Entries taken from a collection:
━━━━━━━━━━━━━━━━━━━━

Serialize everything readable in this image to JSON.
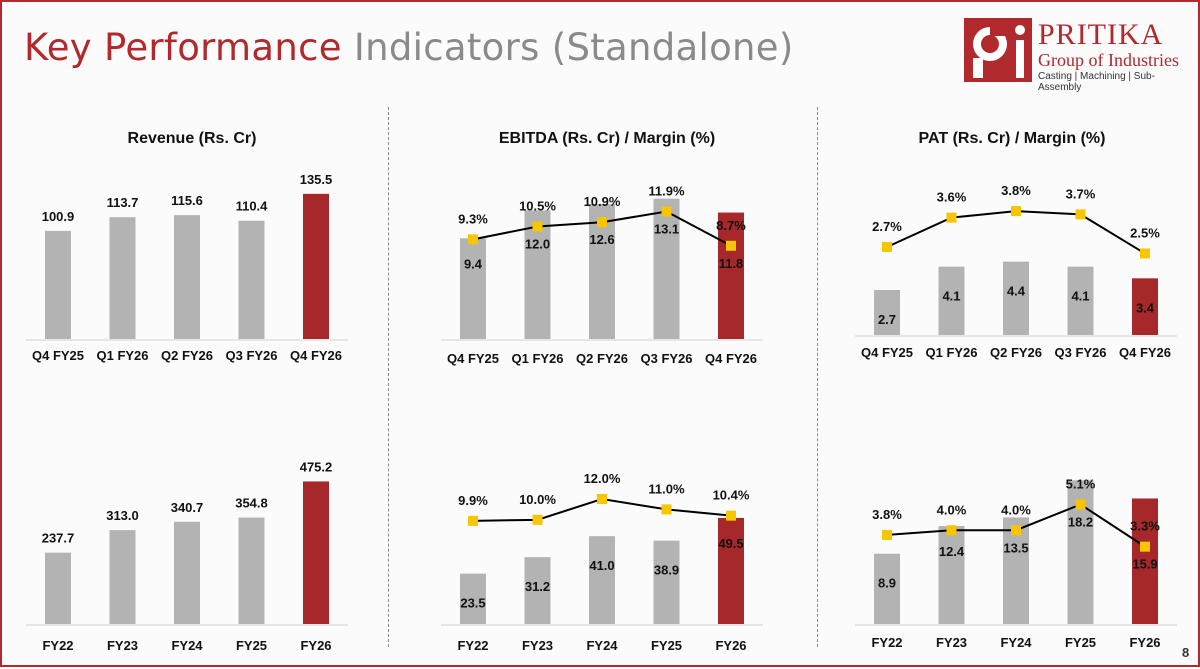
{
  "title": {
    "part1": "Key Performance",
    "part2": "Indicators (Standalone)"
  },
  "logo": {
    "name": "PRITIKA",
    "subtitle": "Group of Industries",
    "tagline": "Casting | Machining | Sub- Assembly"
  },
  "page_number": "8",
  "colors": {
    "gray_bar": "#b3b3b3",
    "red_bar": "#a7282b",
    "marker": "#f7c600",
    "line": "#000000",
    "title_red": "#b0292d"
  },
  "chart_data": [
    {
      "id": "revenue_q",
      "type": "bar",
      "title": "Revenue (Rs. Cr)",
      "categories": [
        "Q4 FY25",
        "Q1 FY26",
        "Q2 FY26",
        "Q3 FY26",
        "Q4 FY26"
      ],
      "values": [
        100.9,
        113.7,
        115.6,
        110.4,
        135.5
      ],
      "value_labels": [
        "100.9",
        "113.7",
        "115.6",
        "110.4",
        "135.5"
      ],
      "highlight_index": 4,
      "ylim": [
        0,
        140
      ]
    },
    {
      "id": "ebitda_q",
      "type": "bar",
      "title": "EBITDA (Rs. Cr) / Margin (%)",
      "categories": [
        "Q4 FY25",
        "Q1 FY26",
        "Q2 FY26",
        "Q3 FY26",
        "Q4 FY26"
      ],
      "values": [
        9.4,
        12.0,
        12.6,
        13.1,
        11.8
      ],
      "value_labels": [
        "9.4",
        "12.0",
        "12.6",
        "13.1",
        "11.8"
      ],
      "margin": [
        9.3,
        10.5,
        10.9,
        11.9,
        8.7
      ],
      "margin_labels": [
        "9.3%",
        "10.5%",
        "10.9%",
        "11.9%",
        "8.7%"
      ],
      "highlight_index": 4,
      "ylim": [
        0,
        14
      ],
      "margin_ylim": [
        0,
        14
      ]
    },
    {
      "id": "pat_q",
      "type": "bar",
      "title": "PAT (Rs. Cr) / Margin (%)",
      "categories": [
        "Q4 FY25",
        "Q1 FY26",
        "Q2 FY26",
        "Q3 FY26",
        "Q4 FY26"
      ],
      "values": [
        2.7,
        4.1,
        4.4,
        4.1,
        3.4
      ],
      "value_labels": [
        "2.7",
        "4.1",
        "4.4",
        "4.1",
        "3.4"
      ],
      "margin": [
        2.7,
        3.6,
        3.8,
        3.7,
        2.5
      ],
      "margin_labels": [
        "2.7%",
        "3.6%",
        "3.8%",
        "3.7%",
        "2.5%"
      ],
      "highlight_index": 4,
      "ylim": [
        0,
        9
      ],
      "margin_ylim": [
        0,
        4.6
      ]
    },
    {
      "id": "revenue_fy",
      "type": "bar",
      "categories": [
        "FY22",
        "FY23",
        "FY24",
        "FY25",
        "FY26"
      ],
      "values": [
        237.7,
        313.0,
        340.7,
        354.8,
        475.2
      ],
      "value_labels": [
        "237.7",
        "313.0",
        "340.7",
        "354.8",
        "475.2"
      ],
      "highlight_index": 4,
      "ylim": [
        0,
        500
      ]
    },
    {
      "id": "ebitda_fy",
      "type": "bar",
      "categories": [
        "FY22",
        "FY23",
        "FY24",
        "FY25",
        "FY26"
      ],
      "values": [
        23.5,
        31.2,
        41.0,
        38.9,
        49.5
      ],
      "value_labels": [
        "23.5",
        "31.2",
        "41.0",
        "38.9",
        "49.5"
      ],
      "margin": [
        9.9,
        10.0,
        12.0,
        11.0,
        10.4
      ],
      "margin_labels": [
        "9.9%",
        "10.0%",
        "12.0%",
        "11.0%",
        "10.4%"
      ],
      "highlight_index": 4,
      "ylim": [
        0,
        70
      ],
      "margin_ylim": [
        0,
        14.4
      ]
    },
    {
      "id": "pat_fy",
      "type": "bar",
      "categories": [
        "FY22",
        "FY23",
        "FY24",
        "FY25",
        "FY26"
      ],
      "values": [
        8.9,
        12.4,
        13.5,
        18.2,
        15.9
      ],
      "value_labels": [
        "8.9",
        "12.4",
        "13.5",
        "18.2",
        "15.9"
      ],
      "margin": [
        3.8,
        4.0,
        4.0,
        5.1,
        3.3
      ],
      "margin_labels": [
        "3.8%",
        "4.0%",
        "4.0%",
        "5.1%",
        "3.3%"
      ],
      "highlight_index": 4,
      "ylim": [
        0,
        19
      ],
      "margin_ylim": [
        0,
        6.4
      ]
    }
  ]
}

━━━━━━━━━━━━━━━━━━━━

(PROBLEM) Leave out the pictures and print each record exactly as it stands.

(OUTPUT BELOW)
Serialize everything readable in this image to JSON.
{
  "title": {
    "part1": "Key Performance",
    "part2": "Indicators (Standalone)"
  },
  "logo": {
    "name": "PRITIKA",
    "subtitle": "Group of Industries",
    "tagline": "Casting | Machining | Sub- Assembly"
  },
  "page_number": "8",
  "colors": {
    "gray_bar": "#b3b3b3",
    "red_bar": "#a7282b",
    "marker": "#f7c600",
    "line": "#000000",
    "title_red": "#b0292d"
  },
  "chart_data": [
    {
      "id": "revenue_q",
      "type": "bar",
      "title": "Revenue (Rs. Cr)",
      "categories": [
        "Q4 FY25",
        "Q1 FY26",
        "Q2 FY26",
        "Q3 FY26",
        "Q4 FY26"
      ],
      "values": [
        100.9,
        113.7,
        115.6,
        110.4,
        135.5
      ],
      "value_labels": [
        "100.9",
        "113.7",
        "115.6",
        "110.4",
        "135.5"
      ],
      "highlight_index": 4,
      "ylim": [
        0,
        140
      ]
    },
    {
      "id": "ebitda_q",
      "type": "bar",
      "title": "EBITDA (Rs. Cr) / Margin (%)",
      "categories": [
        "Q4 FY25",
        "Q1 FY26",
        "Q2 FY26",
        "Q3 FY26",
        "Q4 FY26"
      ],
      "values": [
        9.4,
        12.0,
        12.6,
        13.1,
        11.8
      ],
      "value_labels": [
        "9.4",
        "12.0",
        "12.6",
        "13.1",
        "11.8"
      ],
      "margin": [
        9.3,
        10.5,
        10.9,
        11.9,
        8.7
      ],
      "margin_labels": [
        "9.3%",
        "10.5%",
        "10.9%",
        "11.9%",
        "8.7%"
      ],
      "highlight_index": 4,
      "ylim": [
        0,
        14
      ],
      "margin_ylim": [
        0,
        14
      ]
    },
    {
      "id": "pat_q",
      "type": "bar",
      "title": "PAT (Rs. Cr) / Margin (%)",
      "categories": [
        "Q4 FY25",
        "Q1 FY26",
        "Q2 FY26",
        "Q3 FY26",
        "Q4 FY26"
      ],
      "values": [
        2.7,
        4.1,
        4.4,
        4.1,
        3.4
      ],
      "value_labels": [
        "2.7",
        "4.1",
        "4.4",
        "4.1",
        "3.4"
      ],
      "margin": [
        2.7,
        3.6,
        3.8,
        3.7,
        2.5
      ],
      "margin_labels": [
        "2.7%",
        "3.6%",
        "3.8%",
        "3.7%",
        "2.5%"
      ],
      "highlight_index": 4,
      "ylim": [
        0,
        9
      ],
      "margin_ylim": [
        0,
        4.6
      ]
    },
    {
      "id": "revenue_fy",
      "type": "bar",
      "categories": [
        "FY22",
        "FY23",
        "FY24",
        "FY25",
        "FY26"
      ],
      "values": [
        237.7,
        313.0,
        340.7,
        354.8,
        475.2
      ],
      "value_labels": [
        "237.7",
        "313.0",
        "340.7",
        "354.8",
        "475.2"
      ],
      "highlight_index": 4,
      "ylim": [
        0,
        500
      ]
    },
    {
      "id": "ebitda_fy",
      "type": "bar",
      "categories": [
        "FY22",
        "FY23",
        "FY24",
        "FY25",
        "FY26"
      ],
      "values": [
        23.5,
        31.2,
        41.0,
        38.9,
        49.5
      ],
      "value_labels": [
        "23.5",
        "31.2",
        "41.0",
        "38.9",
        "49.5"
      ],
      "margin": [
        9.9,
        10.0,
        12.0,
        11.0,
        10.4
      ],
      "margin_labels": [
        "9.9%",
        "10.0%",
        "12.0%",
        "11.0%",
        "10.4%"
      ],
      "highlight_index": 4,
      "ylim": [
        0,
        70
      ],
      "margin_ylim": [
        0,
        14.4
      ]
    },
    {
      "id": "pat_fy",
      "type": "bar",
      "categories": [
        "FY22",
        "FY23",
        "FY24",
        "FY25",
        "FY26"
      ],
      "values": [
        8.9,
        12.4,
        13.5,
        18.2,
        15.9
      ],
      "value_labels": [
        "8.9",
        "12.4",
        "13.5",
        "18.2",
        "15.9"
      ],
      "margin": [
        3.8,
        4.0,
        4.0,
        5.1,
        3.3
      ],
      "margin_labels": [
        "3.8%",
        "4.0%",
        "4.0%",
        "5.1%",
        "3.3%"
      ],
      "highlight_index": 4,
      "ylim": [
        0,
        19
      ],
      "margin_ylim": [
        0,
        6.4
      ]
    }
  ]
}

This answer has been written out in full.